--- Start RECORDS SHOWN ---
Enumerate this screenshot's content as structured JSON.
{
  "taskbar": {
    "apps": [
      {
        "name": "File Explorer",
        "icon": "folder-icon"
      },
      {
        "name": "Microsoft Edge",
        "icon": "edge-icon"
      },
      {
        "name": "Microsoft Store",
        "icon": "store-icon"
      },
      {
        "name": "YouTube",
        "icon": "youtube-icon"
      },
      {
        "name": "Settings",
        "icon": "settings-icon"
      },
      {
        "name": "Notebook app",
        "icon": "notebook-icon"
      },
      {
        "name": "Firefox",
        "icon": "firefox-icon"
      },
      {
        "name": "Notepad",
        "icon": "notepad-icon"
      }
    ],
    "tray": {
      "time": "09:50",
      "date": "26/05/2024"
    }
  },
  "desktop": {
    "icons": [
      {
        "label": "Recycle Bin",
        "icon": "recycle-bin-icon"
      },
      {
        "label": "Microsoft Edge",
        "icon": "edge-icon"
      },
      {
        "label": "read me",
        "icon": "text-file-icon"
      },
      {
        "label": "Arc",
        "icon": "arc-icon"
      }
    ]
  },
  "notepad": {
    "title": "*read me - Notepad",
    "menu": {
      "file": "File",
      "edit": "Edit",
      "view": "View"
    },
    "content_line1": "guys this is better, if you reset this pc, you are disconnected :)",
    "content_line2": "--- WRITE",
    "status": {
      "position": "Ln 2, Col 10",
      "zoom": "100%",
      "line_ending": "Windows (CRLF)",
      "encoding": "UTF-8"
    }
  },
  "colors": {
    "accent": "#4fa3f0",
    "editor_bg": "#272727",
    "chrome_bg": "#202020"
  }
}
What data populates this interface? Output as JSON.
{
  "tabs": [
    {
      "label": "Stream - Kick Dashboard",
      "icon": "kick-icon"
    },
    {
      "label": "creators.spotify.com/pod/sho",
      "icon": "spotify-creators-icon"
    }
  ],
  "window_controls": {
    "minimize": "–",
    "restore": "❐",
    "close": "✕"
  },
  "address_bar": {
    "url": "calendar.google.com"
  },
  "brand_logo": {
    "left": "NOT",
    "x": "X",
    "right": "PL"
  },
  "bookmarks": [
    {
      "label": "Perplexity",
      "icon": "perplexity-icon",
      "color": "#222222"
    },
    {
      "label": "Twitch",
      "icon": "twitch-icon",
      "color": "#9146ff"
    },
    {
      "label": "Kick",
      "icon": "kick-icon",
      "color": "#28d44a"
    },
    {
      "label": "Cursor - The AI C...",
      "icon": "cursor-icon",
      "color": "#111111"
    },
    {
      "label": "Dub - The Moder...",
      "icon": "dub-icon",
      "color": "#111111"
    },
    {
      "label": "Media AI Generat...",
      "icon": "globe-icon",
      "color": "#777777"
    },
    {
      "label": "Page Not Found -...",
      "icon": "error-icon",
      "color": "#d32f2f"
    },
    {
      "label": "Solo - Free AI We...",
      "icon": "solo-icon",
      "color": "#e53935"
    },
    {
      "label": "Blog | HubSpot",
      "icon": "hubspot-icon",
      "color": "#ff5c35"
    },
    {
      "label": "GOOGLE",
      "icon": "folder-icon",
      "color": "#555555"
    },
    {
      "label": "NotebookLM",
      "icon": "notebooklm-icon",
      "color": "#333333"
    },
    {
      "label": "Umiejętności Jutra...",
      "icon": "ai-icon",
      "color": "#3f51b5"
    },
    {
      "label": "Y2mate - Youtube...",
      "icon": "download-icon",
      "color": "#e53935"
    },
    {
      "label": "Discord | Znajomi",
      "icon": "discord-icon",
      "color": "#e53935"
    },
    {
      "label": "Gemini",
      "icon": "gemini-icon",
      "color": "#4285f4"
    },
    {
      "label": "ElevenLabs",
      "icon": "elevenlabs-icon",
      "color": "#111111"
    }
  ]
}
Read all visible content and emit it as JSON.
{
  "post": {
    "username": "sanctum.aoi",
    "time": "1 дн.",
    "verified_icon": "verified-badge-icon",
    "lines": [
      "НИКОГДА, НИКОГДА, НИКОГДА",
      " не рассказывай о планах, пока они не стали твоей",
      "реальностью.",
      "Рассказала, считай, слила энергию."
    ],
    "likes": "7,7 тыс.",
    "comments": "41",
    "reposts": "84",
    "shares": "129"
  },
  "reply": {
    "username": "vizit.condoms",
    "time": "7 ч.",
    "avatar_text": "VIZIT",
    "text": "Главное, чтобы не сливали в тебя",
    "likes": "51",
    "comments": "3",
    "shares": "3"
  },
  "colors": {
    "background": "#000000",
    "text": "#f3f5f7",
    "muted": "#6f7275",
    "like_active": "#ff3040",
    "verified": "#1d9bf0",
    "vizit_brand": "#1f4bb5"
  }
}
--- End RECORDS SHOWN ---
BRIEF => Print all of the entries exactly as they appear.

EXERCISE RESPONSE =>
Enumerate this screenshot's content as structured JSON.
{
  "taskbar": {
    "apps": [
      {
        "name": "File Explorer",
        "icon": "folder-icon"
      },
      {
        "name": "Microsoft Edge",
        "icon": "edge-icon"
      },
      {
        "name": "Microsoft Store",
        "icon": "store-icon"
      },
      {
        "name": "YouTube",
        "icon": "youtube-icon"
      },
      {
        "name": "Settings",
        "icon": "settings-icon"
      },
      {
        "name": "Notebook app",
        "icon": "notebook-icon"
      },
      {
        "name": "Firefox",
        "icon": "firefox-icon"
      },
      {
        "name": "Notepad",
        "icon": "notepad-icon"
      }
    ],
    "tray": {
      "time": "09:50",
      "date": "26/05/2024"
    }
  },
  "desktop": {
    "icons": [
      {
        "label": "Recycle Bin",
        "icon": "recycle-bin-icon"
      },
      {
        "label": "Microsoft Edge",
        "icon": "edge-icon"
      },
      {
        "label": "read me",
        "icon": "text-file-icon"
      },
      {
        "label": "Arc",
        "icon": "arc-icon"
      }
    ]
  },
  "notepad": {
    "title": "*read me - Notepad",
    "menu": {
      "file": "File",
      "edit": "Edit",
      "view": "View"
    },
    "content_line1": "guys this is better, if you reset this pc, you are disconnected :)",
    "content_line2": "--- WRITE",
    "status": {
      "position": "Ln 2, Col 10",
      "zoom": "100%",
      "line_ending": "Windows (CRLF)",
      "encoding": "UTF-8"
    }
  },
  "colors": {
    "accent": "#4fa3f0",
    "editor_bg": "#272727",
    "chrome_bg": "#202020"
  }
}
What data populates this interface? Output as JSON.
{
  "tabs": [
    {
      "label": "Stream - Kick Dashboard",
      "icon": "kick-icon"
    },
    {
      "label": "creators.spotify.com/pod/sho",
      "icon": "spotify-creators-icon"
    }
  ],
  "window_controls": {
    "minimize": "–",
    "restore": "❐",
    "close": "✕"
  },
  "address_bar": {
    "url": "calendar.google.com"
  },
  "brand_logo": {
    "left": "NOT",
    "x": "X",
    "right": "PL"
  },
  "bookmarks": [
    {
      "label": "Perplexity",
      "icon": "perplexity-icon",
      "color": "#222222"
    },
    {
      "label": "Twitch",
      "icon": "twitch-icon",
      "color": "#9146ff"
    },
    {
      "label": "Kick",
      "icon": "kick-icon",
      "color": "#28d44a"
    },
    {
      "label": "Cursor - The AI C...",
      "icon": "cursor-icon",
      "color": "#111111"
    },
    {
      "label": "Dub - The Moder...",
      "icon": "dub-icon",
      "color": "#111111"
    },
    {
      "label": "Media AI Generat...",
      "icon": "globe-icon",
      "color": "#777777"
    },
    {
      "label": "Page Not Found -...",
      "icon": "error-icon",
      "color": "#d32f2f"
    },
    {
      "label": "Solo - Free AI We...",
      "icon": "solo-icon",
      "color": "#e53935"
    },
    {
      "label": "Blog | HubSpot",
      "icon": "hubspot-icon",
      "color": "#ff5c35"
    },
    {
      "label": "GOOGLE",
      "icon": "folder-icon",
      "color": "#555555"
    },
    {
      "label": "NotebookLM",
      "icon": "notebooklm-icon",
      "color": "#333333"
    },
    {
      "label": "Umiejętności Jutra...",
      "icon": "ai-icon",
      "color": "#3f51b5"
    },
    {
      "label": "Y2mate - Youtube...",
      "icon": "download-icon",
      "color": "#e53935"
    },
    {
      "label": "Discord | Znajomi",
      "icon": "discord-icon",
      "color": "#e53935"
    },
    {
      "label": "Gemini",
      "icon": "gemini-icon",
      "color": "#4285f4"
    },
    {
      "label": "ElevenLabs",
      "icon": "elevenlabs-icon",
      "color": "#111111"
    }
  ]
}
Read all visible content and emit it as JSON.
{
  "post": {
    "username": "sanctum.aoi",
    "time": "1 дн.",
    "verified_icon": "verified-badge-icon",
    "lines": [
      "НИКОГДА, НИКОГДА, НИКОГДА",
      " не рассказывай о планах, пока они не стали твоей",
      "реальностью.",
      "Рассказала, считай, слила энергию."
    ],
    "likes": "7,7 тыс.",
    "comments": "41",
    "reposts": "84",
    "shares": "129"
  },
  "reply": {
    "username": "vizit.condoms",
    "time": "7 ч.",
    "avatar_text": "VIZIT",
    "text": "Главное, чтобы не сливали в тебя",
    "likes": "51",
    "comments": "3",
    "shares": "3"
  },
  "colors": {
    "background": "#000000",
    "text": "#f3f5f7",
    "muted": "#6f7275",
    "like_active": "#ff3040",
    "verified": "#1d9bf0",
    "vizit_brand": "#1f4bb5"
  }
}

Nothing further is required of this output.